▸ **Short exercise**
Look below. Copy each line that has "into" in it.

Data records
......

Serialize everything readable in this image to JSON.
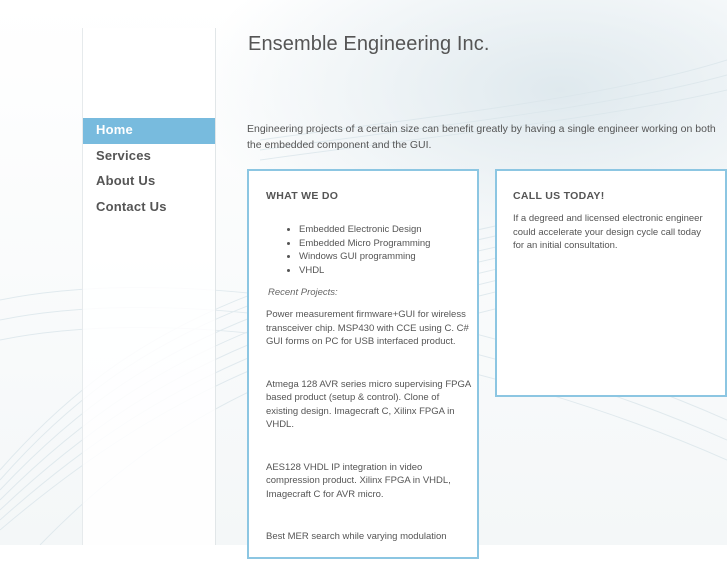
{
  "header": {
    "title": "Ensemble Engineering Inc."
  },
  "nav": {
    "items": [
      {
        "label": "Home",
        "active": true
      },
      {
        "label": "Services",
        "active": false
      },
      {
        "label": "About Us",
        "active": false
      },
      {
        "label": "Contact Us",
        "active": false
      }
    ]
  },
  "intro": "Engineering projects of a certain size can benefit greatly by having a single engineer working on both the embedded component and the GUI.",
  "what_we_do": {
    "heading": "WHAT WE DO",
    "services": [
      "Embedded Electronic Design",
      "Embedded Micro Programming",
      "Windows GUI programming",
      "VHDL"
    ],
    "recent_label": "Recent Projects:",
    "projects": [
      "Power measurement firmware+GUI  for wireless transceiver chip.  MSP430 with CCE using C. C# GUI forms on PC for USB interfaced product.",
      "Atmega 128 AVR series micro supervising FPGA based product (setup & control).  Clone of existing design.  Imagecraft C, Xilinx FPGA in VHDL.",
      "AES128 VHDL IP integration in video compression product.  Xilinx FPGA in VHDL, Imagecraft C for AVR micro.",
      "Best MER search while varying modulation"
    ]
  },
  "call_us": {
    "heading": "CALL US TODAY!",
    "text": "If a degreed and licensed electronic engineer could accelerate your  design cycle call today for an initial consultation."
  },
  "colors": {
    "accent": "#78bbde",
    "box_border": "#8cc6e2",
    "text": "#555555"
  }
}
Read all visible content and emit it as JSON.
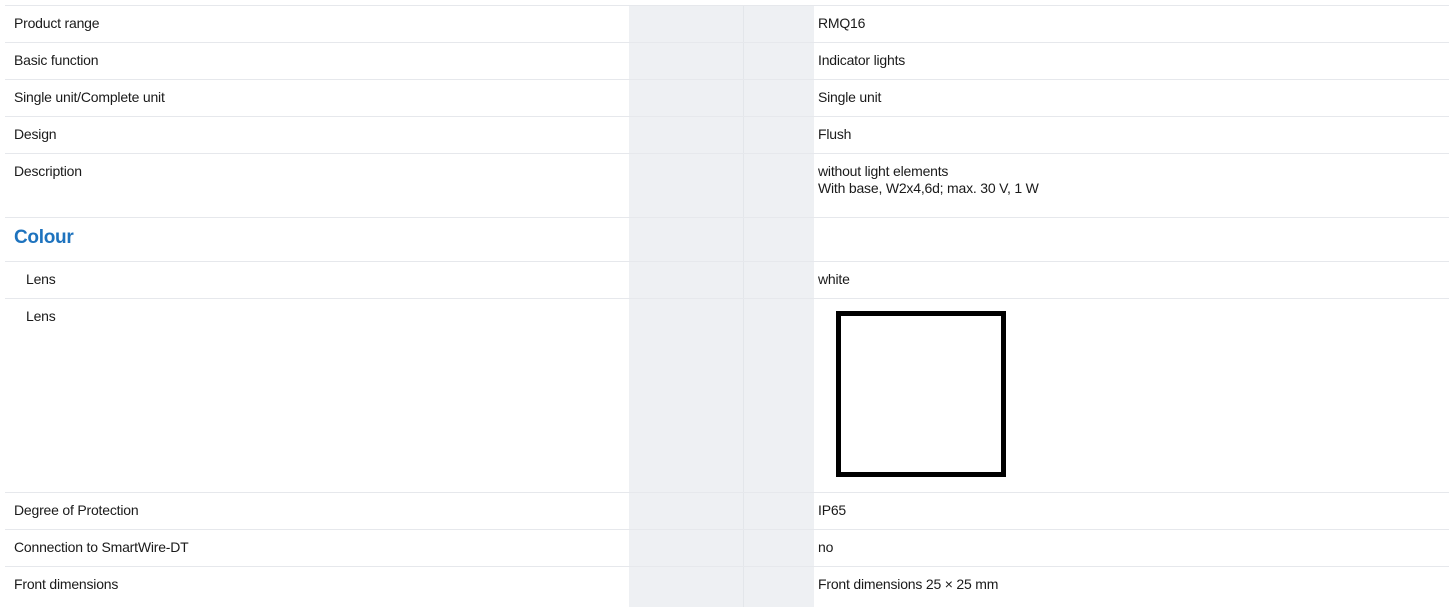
{
  "rows": [
    {
      "label": "Product range",
      "value": "RMQ16"
    },
    {
      "label": "Basic function",
      "value": "Indicator lights"
    },
    {
      "label": "Single unit/Complete unit",
      "value": "Single unit"
    },
    {
      "label": "Design",
      "value": "Flush"
    },
    {
      "label": "Description",
      "value_line1": "without light elements",
      "value_line2": "With base, W2x4,6d; max. 30 V, 1 W"
    }
  ],
  "section": {
    "title": "Colour"
  },
  "colour_rows": [
    {
      "label": "Lens",
      "value": "white"
    },
    {
      "label": "Lens",
      "swatch_color": "#ffffff",
      "swatch_border": "#000000"
    }
  ],
  "rows_after": [
    {
      "label": "Degree of Protection",
      "value": "IP65"
    },
    {
      "label": "Connection to SmartWire-DT",
      "value": "no"
    },
    {
      "label": "Front dimensions",
      "value": "Front dimensions 25 × 25 mm"
    }
  ],
  "colors": {
    "accent": "#1e73be",
    "band": "#eef0f3",
    "divider": "#e6e8ec"
  }
}
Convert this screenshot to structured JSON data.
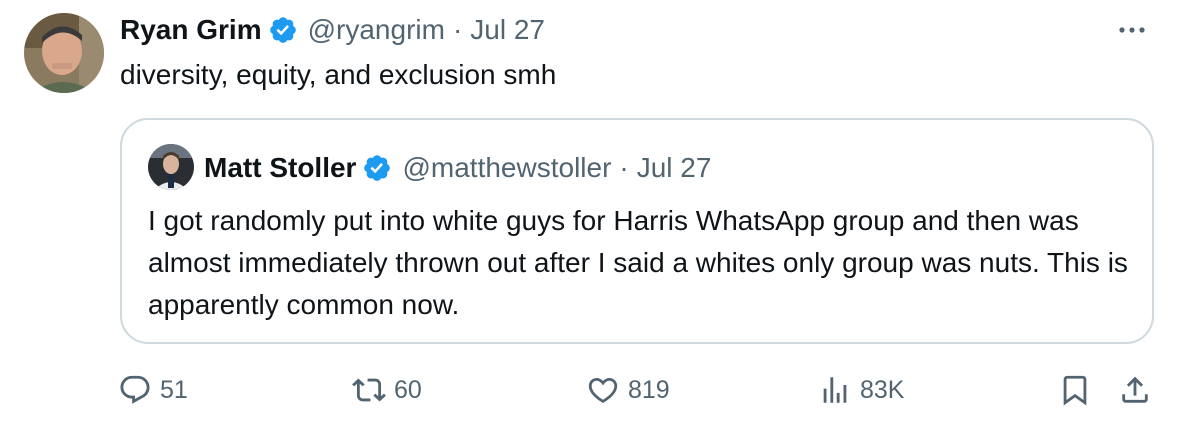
{
  "tweet": {
    "author_name": "Ryan Grim",
    "author_handle": "@ryangrim",
    "separator": "·",
    "date": "Jul 27",
    "text": "diversity, equity, and exclusion smh",
    "avatar_icon": "avatar-photo",
    "more_icon": "more-dots-icon"
  },
  "quoted": {
    "author_name": "Matt Stoller",
    "author_handle": "@matthewstoller",
    "separator": "·",
    "date": "Jul 27",
    "text": "I got randomly put into white guys for Harris WhatsApp group and then was almost immediately thrown out after I said a whites only group was nuts. This is apparently common now."
  },
  "actions": {
    "replies": "51",
    "reposts": "60",
    "likes": "819",
    "views": "83K"
  },
  "colors": {
    "text": "#0f1419",
    "muted": "#536471",
    "verified": "#1d9bf0",
    "border": "#cfd9de"
  }
}
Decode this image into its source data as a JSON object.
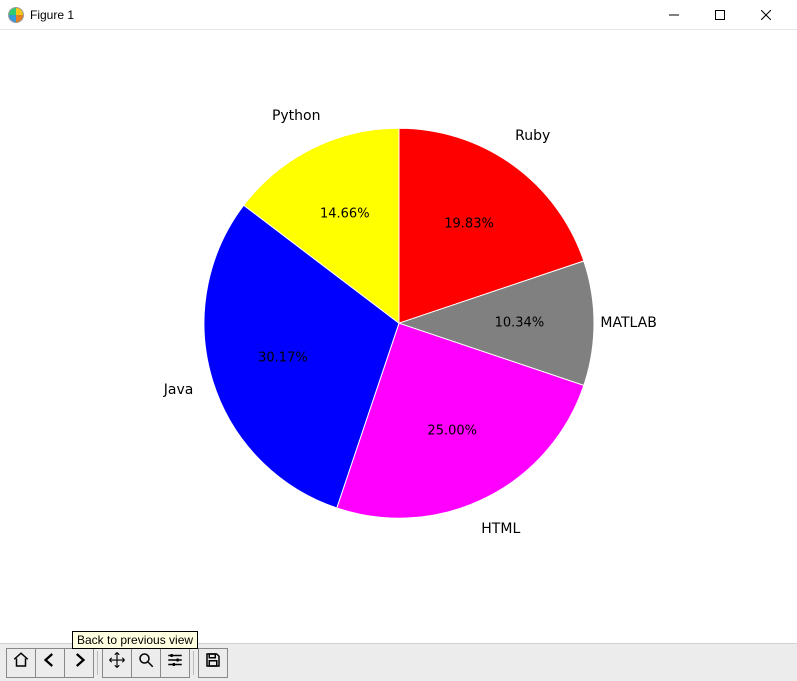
{
  "window": {
    "title": "Figure 1"
  },
  "chart_data": {
    "type": "pie",
    "title": "",
    "slices": [
      {
        "label": "Ruby",
        "pct": 19.83,
        "color": "#ff0000"
      },
      {
        "label": "MATLAB",
        "pct": 10.34,
        "color": "#808080"
      },
      {
        "label": "HTML",
        "pct": 25.0,
        "color": "#ff00ff"
      },
      {
        "label": "Java",
        "pct": 30.17,
        "color": "#0000ff"
      },
      {
        "label": "Python",
        "pct": 14.66,
        "color": "#ffff00"
      }
    ],
    "start_angle_deg": 90,
    "direction": "clockwise",
    "pct_format": "{:.2f}%"
  },
  "toolbar": {
    "home": "Home",
    "back": "Back",
    "forward": "Forward",
    "pan": "Pan",
    "zoom": "Zoom",
    "subplots": "Configure subplots",
    "save": "Save",
    "tooltip_back": "Back to previous view"
  }
}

......

▸ **Response to this exercise**
    "text": "I got randomly put into white guys for Harris WhatsApp group and then was almost immediately thrown out after I said a whites only group was nuts. This is apparently common now."
Decode this image into its source data as a JSON object.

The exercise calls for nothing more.